§ Stored rows
* * * * * * *

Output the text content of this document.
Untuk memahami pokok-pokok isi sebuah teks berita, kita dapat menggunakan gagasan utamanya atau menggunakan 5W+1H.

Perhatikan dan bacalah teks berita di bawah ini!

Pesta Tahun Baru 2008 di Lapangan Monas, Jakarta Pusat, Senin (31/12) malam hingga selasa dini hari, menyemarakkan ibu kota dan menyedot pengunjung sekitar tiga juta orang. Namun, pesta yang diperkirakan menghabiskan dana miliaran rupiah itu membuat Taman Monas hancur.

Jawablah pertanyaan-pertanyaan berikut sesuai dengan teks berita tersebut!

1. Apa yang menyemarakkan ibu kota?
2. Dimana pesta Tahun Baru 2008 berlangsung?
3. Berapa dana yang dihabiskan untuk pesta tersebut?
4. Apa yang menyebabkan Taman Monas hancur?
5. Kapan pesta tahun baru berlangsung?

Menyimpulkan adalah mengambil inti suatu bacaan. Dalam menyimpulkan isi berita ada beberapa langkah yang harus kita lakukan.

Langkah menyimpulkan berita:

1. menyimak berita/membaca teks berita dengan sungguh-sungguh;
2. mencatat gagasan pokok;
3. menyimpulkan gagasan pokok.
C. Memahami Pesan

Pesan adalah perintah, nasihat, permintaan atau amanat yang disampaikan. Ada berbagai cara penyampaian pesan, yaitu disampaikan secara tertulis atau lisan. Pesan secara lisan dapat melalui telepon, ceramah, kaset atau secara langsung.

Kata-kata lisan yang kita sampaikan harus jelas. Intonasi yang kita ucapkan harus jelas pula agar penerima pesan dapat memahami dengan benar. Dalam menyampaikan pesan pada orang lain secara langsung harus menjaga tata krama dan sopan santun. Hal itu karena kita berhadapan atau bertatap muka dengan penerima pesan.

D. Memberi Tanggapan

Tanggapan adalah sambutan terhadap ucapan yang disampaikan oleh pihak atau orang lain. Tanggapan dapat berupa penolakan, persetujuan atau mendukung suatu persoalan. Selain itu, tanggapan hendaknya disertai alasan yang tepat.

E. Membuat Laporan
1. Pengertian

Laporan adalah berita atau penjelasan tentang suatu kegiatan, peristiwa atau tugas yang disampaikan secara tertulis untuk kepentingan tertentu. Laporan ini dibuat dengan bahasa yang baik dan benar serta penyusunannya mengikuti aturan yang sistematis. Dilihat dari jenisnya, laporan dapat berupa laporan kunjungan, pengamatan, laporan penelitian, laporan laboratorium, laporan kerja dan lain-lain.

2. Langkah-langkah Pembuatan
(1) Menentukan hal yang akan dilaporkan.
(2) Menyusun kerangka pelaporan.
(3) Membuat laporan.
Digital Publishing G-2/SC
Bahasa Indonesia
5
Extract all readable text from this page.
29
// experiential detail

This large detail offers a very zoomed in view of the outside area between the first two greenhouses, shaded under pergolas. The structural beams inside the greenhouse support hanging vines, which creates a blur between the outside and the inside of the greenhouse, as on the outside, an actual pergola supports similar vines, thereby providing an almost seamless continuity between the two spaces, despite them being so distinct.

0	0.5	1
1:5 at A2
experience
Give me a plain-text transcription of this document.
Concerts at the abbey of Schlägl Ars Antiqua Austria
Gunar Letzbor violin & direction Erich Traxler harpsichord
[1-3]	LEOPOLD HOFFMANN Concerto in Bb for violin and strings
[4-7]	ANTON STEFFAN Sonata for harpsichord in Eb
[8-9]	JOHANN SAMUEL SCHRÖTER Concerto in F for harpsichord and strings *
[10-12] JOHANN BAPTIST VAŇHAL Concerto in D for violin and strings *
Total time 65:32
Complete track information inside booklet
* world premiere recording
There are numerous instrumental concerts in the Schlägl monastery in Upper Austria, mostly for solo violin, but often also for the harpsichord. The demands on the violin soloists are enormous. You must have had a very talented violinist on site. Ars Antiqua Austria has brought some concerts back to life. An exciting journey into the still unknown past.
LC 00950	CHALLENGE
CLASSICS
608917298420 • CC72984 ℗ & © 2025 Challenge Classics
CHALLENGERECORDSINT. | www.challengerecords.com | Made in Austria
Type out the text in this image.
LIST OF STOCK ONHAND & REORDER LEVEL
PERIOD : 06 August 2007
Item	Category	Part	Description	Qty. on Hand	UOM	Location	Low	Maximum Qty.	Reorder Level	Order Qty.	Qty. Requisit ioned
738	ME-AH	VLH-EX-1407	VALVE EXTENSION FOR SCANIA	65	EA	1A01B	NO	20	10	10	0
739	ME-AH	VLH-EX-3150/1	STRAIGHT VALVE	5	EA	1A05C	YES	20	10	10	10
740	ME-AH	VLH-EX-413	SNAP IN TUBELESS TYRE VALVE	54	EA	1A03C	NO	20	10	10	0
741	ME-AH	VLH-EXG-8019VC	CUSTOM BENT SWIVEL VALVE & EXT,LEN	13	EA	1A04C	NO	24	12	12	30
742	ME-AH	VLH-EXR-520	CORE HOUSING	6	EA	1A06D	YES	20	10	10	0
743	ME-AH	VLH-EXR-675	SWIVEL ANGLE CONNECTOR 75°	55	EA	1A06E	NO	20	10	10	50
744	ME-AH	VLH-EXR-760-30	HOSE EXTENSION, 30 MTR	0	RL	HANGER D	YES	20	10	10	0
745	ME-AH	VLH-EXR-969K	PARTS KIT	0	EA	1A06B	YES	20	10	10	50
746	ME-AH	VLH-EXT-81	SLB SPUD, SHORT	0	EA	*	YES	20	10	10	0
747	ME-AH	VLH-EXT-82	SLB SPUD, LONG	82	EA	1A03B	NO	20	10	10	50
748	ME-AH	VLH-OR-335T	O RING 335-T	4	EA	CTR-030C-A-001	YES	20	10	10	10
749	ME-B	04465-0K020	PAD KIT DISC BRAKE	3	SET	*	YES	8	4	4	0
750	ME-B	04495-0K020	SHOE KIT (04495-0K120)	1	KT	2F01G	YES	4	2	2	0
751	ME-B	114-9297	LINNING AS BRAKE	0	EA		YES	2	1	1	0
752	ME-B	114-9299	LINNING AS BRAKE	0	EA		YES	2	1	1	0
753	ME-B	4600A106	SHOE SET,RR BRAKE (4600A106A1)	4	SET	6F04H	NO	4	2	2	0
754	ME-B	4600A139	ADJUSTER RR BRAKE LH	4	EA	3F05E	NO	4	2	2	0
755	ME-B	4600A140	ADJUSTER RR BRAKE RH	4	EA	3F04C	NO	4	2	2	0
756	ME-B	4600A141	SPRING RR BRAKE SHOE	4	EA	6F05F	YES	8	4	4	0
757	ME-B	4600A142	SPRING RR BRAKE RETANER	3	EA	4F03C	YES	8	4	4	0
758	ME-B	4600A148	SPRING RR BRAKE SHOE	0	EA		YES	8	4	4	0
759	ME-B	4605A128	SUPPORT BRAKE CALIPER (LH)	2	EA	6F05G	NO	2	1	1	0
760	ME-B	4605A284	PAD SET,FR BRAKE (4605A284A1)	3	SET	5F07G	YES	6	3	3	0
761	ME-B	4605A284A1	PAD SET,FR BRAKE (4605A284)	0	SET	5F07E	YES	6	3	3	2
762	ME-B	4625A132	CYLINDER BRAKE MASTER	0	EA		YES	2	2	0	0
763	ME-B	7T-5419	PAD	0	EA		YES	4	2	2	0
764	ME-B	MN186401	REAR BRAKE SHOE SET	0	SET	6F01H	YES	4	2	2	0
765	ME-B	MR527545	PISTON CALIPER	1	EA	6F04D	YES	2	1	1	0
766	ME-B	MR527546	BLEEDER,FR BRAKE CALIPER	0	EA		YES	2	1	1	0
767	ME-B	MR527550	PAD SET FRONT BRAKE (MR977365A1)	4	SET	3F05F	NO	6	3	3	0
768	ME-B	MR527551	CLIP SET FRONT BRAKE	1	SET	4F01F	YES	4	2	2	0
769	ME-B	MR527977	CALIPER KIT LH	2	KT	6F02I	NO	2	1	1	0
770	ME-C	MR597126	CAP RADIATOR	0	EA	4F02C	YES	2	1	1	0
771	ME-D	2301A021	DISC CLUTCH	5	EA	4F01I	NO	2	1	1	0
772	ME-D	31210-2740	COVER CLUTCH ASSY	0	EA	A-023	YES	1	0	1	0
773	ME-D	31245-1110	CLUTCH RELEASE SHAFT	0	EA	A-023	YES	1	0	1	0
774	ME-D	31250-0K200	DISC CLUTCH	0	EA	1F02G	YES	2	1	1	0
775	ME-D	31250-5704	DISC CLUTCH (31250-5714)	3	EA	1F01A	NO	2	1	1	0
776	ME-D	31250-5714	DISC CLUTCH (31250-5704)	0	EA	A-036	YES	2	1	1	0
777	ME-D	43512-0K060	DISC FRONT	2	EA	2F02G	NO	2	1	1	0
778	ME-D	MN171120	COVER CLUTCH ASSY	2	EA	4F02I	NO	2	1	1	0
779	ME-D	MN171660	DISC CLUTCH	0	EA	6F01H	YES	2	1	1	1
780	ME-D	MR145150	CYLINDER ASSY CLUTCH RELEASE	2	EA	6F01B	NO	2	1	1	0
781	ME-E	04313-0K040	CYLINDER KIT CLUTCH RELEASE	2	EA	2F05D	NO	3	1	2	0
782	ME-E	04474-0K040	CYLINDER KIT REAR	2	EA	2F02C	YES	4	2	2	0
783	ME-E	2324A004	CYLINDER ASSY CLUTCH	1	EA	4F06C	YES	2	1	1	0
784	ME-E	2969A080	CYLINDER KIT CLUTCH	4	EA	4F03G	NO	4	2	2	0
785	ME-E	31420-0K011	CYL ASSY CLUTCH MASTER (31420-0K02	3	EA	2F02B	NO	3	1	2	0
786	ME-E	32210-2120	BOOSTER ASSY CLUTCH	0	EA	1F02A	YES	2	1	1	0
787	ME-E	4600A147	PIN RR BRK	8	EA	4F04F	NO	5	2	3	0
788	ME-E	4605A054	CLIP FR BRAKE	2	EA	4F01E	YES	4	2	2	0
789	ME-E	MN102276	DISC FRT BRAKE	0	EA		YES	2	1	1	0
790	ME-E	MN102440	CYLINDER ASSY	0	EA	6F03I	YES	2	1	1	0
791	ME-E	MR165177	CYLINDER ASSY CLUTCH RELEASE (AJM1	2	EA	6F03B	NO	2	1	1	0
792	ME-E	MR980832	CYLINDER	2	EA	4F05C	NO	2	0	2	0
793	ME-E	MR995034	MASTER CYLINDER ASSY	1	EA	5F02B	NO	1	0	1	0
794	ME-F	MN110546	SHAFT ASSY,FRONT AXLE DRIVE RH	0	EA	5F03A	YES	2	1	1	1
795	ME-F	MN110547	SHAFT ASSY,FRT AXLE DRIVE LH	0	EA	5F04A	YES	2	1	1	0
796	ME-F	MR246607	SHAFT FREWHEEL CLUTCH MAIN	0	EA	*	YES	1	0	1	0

* * * * * * *

§ What is asked
Copy out every line in the listing where the word "Schlägl" appears.

§ Result of this exercise
Concerts at the abbey of Schlägl Ars Antiqua Austria
There are numerous instrumental concerts in the Schlägl monastery in Upper Austria, mostly for solo violin, but often also for the harpsichord. The demands on the violin soloists are enormous. You must have had a very talented violinist on site. Ars Antiqua Austria has brought some concerts back to life. An exciting journey into the still unknown past.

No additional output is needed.